[Spatial layout data]
start

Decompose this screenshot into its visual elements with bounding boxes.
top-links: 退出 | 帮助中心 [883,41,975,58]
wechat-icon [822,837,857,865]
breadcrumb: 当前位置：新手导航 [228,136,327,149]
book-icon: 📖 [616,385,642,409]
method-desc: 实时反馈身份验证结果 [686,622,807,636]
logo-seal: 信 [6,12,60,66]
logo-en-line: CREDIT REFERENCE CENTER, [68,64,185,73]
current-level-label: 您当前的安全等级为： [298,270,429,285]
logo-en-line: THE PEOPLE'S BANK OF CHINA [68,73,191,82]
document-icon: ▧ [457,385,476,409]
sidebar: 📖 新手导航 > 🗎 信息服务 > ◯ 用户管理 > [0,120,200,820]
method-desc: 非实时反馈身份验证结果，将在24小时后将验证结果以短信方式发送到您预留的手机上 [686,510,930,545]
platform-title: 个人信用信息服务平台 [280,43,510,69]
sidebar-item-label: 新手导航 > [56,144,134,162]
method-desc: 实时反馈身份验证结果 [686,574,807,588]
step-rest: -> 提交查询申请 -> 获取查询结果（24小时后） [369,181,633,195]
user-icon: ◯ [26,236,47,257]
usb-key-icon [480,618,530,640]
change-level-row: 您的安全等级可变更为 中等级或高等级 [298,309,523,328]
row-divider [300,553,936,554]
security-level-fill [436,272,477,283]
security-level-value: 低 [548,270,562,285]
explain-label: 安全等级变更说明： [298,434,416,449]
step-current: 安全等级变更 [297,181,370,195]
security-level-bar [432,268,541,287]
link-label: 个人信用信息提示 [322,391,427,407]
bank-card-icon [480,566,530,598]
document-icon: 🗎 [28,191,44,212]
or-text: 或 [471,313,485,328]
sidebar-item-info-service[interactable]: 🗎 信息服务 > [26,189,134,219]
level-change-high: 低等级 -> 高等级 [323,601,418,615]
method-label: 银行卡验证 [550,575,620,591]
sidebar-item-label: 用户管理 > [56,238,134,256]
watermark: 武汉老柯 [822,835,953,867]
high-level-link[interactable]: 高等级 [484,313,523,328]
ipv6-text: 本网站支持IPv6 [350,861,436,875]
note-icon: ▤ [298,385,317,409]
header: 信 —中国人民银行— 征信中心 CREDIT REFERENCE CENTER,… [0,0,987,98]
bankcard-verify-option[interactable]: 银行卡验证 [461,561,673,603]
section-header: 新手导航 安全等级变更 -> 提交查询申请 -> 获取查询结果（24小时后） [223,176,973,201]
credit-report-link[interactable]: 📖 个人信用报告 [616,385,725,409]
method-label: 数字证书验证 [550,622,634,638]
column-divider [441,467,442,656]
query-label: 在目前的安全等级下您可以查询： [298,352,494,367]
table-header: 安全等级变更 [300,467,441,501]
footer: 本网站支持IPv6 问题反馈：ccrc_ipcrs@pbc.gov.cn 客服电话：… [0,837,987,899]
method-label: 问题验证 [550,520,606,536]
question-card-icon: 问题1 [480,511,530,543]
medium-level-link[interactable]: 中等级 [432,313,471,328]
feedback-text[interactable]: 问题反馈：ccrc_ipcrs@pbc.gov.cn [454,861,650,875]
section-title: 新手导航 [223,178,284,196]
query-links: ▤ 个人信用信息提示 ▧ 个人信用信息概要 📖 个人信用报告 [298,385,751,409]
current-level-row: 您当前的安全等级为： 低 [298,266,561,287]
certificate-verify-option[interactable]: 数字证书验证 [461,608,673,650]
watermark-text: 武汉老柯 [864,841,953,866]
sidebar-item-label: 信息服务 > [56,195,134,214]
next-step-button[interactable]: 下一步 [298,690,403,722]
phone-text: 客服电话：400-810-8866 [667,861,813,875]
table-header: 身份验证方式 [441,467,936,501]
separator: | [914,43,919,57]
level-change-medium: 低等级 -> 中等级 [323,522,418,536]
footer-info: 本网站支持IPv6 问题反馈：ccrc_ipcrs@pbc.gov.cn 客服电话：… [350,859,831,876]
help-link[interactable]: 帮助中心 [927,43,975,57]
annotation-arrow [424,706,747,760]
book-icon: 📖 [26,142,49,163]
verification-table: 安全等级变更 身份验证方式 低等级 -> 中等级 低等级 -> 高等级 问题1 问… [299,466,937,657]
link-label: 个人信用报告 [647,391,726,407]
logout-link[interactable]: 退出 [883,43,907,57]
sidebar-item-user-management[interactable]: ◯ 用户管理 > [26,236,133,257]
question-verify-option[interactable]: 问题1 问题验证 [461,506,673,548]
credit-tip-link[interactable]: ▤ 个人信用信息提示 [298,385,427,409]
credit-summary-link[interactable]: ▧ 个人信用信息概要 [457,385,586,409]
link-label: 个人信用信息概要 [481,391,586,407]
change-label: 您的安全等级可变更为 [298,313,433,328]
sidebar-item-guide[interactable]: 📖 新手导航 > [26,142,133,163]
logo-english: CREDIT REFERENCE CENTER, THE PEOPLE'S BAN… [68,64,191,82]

end

WHAT YOU ARE ASKED TO DO => Render each line of the rows above as a JSON list of strings, one string per line, and omit any blank lines.

EXERCISE OUTPUT =>
[
  "Decompose this screenshot into its visual elements with bounding boxes.",
  "top-links: 退出 | 帮助中心 [883,41,975,58]",
  "wechat-icon [822,837,857,865]",
  "breadcrumb: 当前位置：新手导航 [228,136,327,149]",
  "book-icon: 📖 [616,385,642,409]",
  "method-desc: 实时反馈身份验证结果 [686,622,807,636]",
  "logo-seal: 信 [6,12,60,66]",
  "logo-en-line: CREDIT REFERENCE CENTER, [68,64,185,73]",
  "current-level-label: 您当前的安全等级为： [298,270,429,285]",
  "logo-en-line: THE PEOPLE'S BANK OF CHINA [68,73,191,82]",
  "document-icon: ▧ [457,385,476,409]",
  "sidebar: 📖 新手导航 > 🗎 信息服务 > ◯ 用户管理 > [0,120,200,820]",
  "method-desc: 非实时反馈身份验证结果，将在24小时后将验证结果以短信方式发送到您预留的手机上 [686,510,930,545]",
  "platform-title: 个人信用信息服务平台 [280,43,510,69]",
  "sidebar-item-label: 新手导航 > [56,144,134,162]",
  "method-desc: 实时反馈身份验证结果 [686,574,807,588]",
  "step-rest: -> 提交查询申请 -> 获取查询结果（24小时后） [369,181,633,195]",
  "user-icon: ◯ [26,236,47,257]",
  "usb-key-icon [480,618,530,640]",
  "change-level-row: 您的安全等级可变更为 中等级或高等级 [298,309,523,328]",
  "row-divider [300,553,936,554]",
  "security-level-fill [436,272,477,283]",
  "security-level-value: 低 [548,270,562,285]",
  "explain-label: 安全等级变更说明： [298,434,416,449]",
  "step-current: 安全等级变更 [297,181,370,195]",
  "security-level-bar [432,268,541,287]",
  "link-label: 个人信用信息提示 [322,391,427,407]",
  "bank-card-icon [480,566,530,598]",
  "document-icon: 🗎 [28,191,44,212]",
  "or-text: 或 [471,313,485,328]",
  "sidebar-item-info-service[interactable]: 🗎 信息服务 > [26,189,134,219]",
  "level-change-high: 低等级 -> 高等级 [323,601,418,615]",
  "method-label: 银行卡验证 [550,575,620,591]",
  "sidebar-item-label: 用户管理 > [56,238,134,256]",
  "watermark: 武汉老柯 [822,835,953,867]",
  "high-level-link[interactable]: 高等级 [484,313,523,328]",
  "ipv6-text: 本网站支持IPv6 [350,861,436,875]",
  "note-icon: ▤ [298,385,317,409]",
  "header: 信 —中国人民银行— 征信中心 CREDIT REFERENCE CENTER,… [0,0,987,98]",
  "bankcard-verify-option[interactable]: 银行卡验证 [461,561,673,603]",
  "section-header: 新手导航 安全等级变更 -> 提交查询申请 -> 获取查询结果（24小时后） [223,176,973,201]",
  "credit-report-link[interactable]: 📖 个人信用报告 [616,385,725,409]",
  "method-label: 数字证书验证 [550,622,634,638]",
  "column-divider [441,467,442,656]",
  "query-label: 在目前的安全等级下您可以查询： [298,352,494,367]",
  "table-header: 安全等级变更 [300,467,441,501]",
  "footer: 本网站支持IPv6 问题反馈：ccrc_ipcrs@pbc.gov.cn 客服电话：… [0,837,987,899]",
  "method-label: 问题验证 [550,520,606,536]",
  "question-card-icon: 问题1 [480,511,530,543]",
  "medium-level-link[interactable]: 中等级 [432,313,471,328]",
  "feedback-text[interactable]: 问题反馈：ccrc_ipcrs@pbc.gov.cn [454,861,650,875]",
  "section-title: 新手导航 [223,178,284,196]",
  "query-links: ▤ 个人信用信息提示 ▧ 个人信用信息概要 📖 个人信用报告 [298,385,751,409]",
  "current-level-row: 您当前的安全等级为： 低 [298,266,561,287]",
  "certificate-verify-option[interactable]: 数字证书验证 [461,608,673,650]",
  "watermark-text: 武汉老柯 [864,841,953,866]",
  "sidebar-item-label: 信息服务 > [56,195,134,214]",
  "next-step-button[interactable]: 下一步 [298,690,403,722]",
  "phone-text: 客服电话：400-810-8866 [667,861,813,875]",
  "table-header: 身份验证方式 [441,467,936,501]",
  "separator: | [914,43,919,57]",
  "level-change-medium: 低等级 -> 中等级 [323,522,418,536]",
  "footer-info: 本网站支持IPv6 问题反馈：ccrc_ipcrs@pbc.gov.cn 客服电话：… [350,859,831,876]",
  "help-link[interactable]: 帮助中心 [927,43,975,57]",
  "annotation-arrow [424,706,747,760]",
  "book-icon: 📖 [26,142,49,163]",
  "verification-table: 安全等级变更 身份验证方式 低等级 -> 中等级 低等级 -> 高等级 问题1 问… [299,466,937,657]",
  "link-label: 个人信用报告 [647,391,726,407]",
  "logout-link[interactable]: 退出 [883,43,907,57]",
  "sidebar-item-user-management[interactable]: ◯ 用户管理 > [26,236,133,257]",
  "question-verify-option[interactable]: 问题1 问题验证 [461,506,673,548]",
  "credit-tip-link[interactable]: ▤ 个人信用信息提示 [298,385,427,409]",
  "credit-summary-link[interactable]: ▧ 个人信用信息概要 [457,385,586,409]",
  "link-label: 个人信用信息概要 [481,391,586,407]",
  "change-label: 您的安全等级可变更为 [298,313,433,328]",
  "sidebar-item-guide[interactable]: 📖 新手导航 > [26,142,133,163]",
  "logo-english: CREDIT REFERENCE CENTER, THE PEOPLE'S BAN… [68,64,191,82]"
]